● **DESCRIPTION OF THE TASK**
Of the lines in this material, how many contain "normal"? Answer with a single number only.
### LISTING ###
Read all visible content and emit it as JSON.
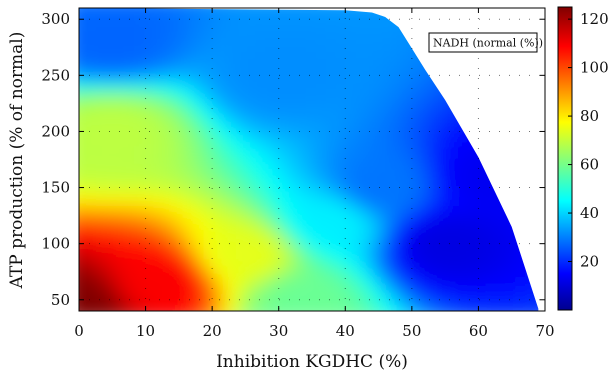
{
  "chart_data": {
    "type": "heatmap",
    "xlabel": "Inhibition KGDHC (%)",
    "ylabel": "ATP production (% of normal)",
    "x_ticks": [
      0,
      10,
      20,
      30,
      40,
      50,
      60,
      70
    ],
    "y_ticks": [
      50,
      100,
      150,
      200,
      250,
      300
    ],
    "xlim": [
      0,
      70
    ],
    "ylim": [
      40,
      310
    ],
    "legend": "NADH (normal (%))",
    "legend_position": "top-right",
    "colorbar": {
      "range": [
        0,
        125
      ],
      "ticks": [
        20,
        40,
        60,
        80,
        100,
        120
      ],
      "colormap": "jet"
    },
    "grid": "dotted",
    "boundary": [
      {
        "x": 0,
        "y": 310
      },
      {
        "x": 40,
        "y": 308
      },
      {
        "x": 44,
        "y": 306
      },
      {
        "x": 46,
        "y": 302
      },
      {
        "x": 48,
        "y": 293
      },
      {
        "x": 50,
        "y": 274
      },
      {
        "x": 52,
        "y": 255
      },
      {
        "x": 55,
        "y": 228
      },
      {
        "x": 60,
        "y": 177
      },
      {
        "x": 65,
        "y": 115
      },
      {
        "x": 69,
        "y": 42
      }
    ],
    "value_samples": [
      {
        "x": 0,
        "y": 45,
        "value": 125
      },
      {
        "x": 12,
        "y": 65,
        "value": 110
      },
      {
        "x": 25,
        "y": 90,
        "value": 75
      },
      {
        "x": 33,
        "y": 50,
        "value": 60
      },
      {
        "x": 38,
        "y": 120,
        "value": 45
      },
      {
        "x": 45,
        "y": 150,
        "value": 30
      },
      {
        "x": 5,
        "y": 200,
        "value": 70
      },
      {
        "x": 5,
        "y": 280,
        "value": 28
      },
      {
        "x": 30,
        "y": 250,
        "value": 33
      },
      {
        "x": 55,
        "y": 100,
        "value": 12
      },
      {
        "x": 62,
        "y": 160,
        "value": 14
      }
    ]
  }
}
###
● **SOLUTION FOR THIS PROBLEM**
2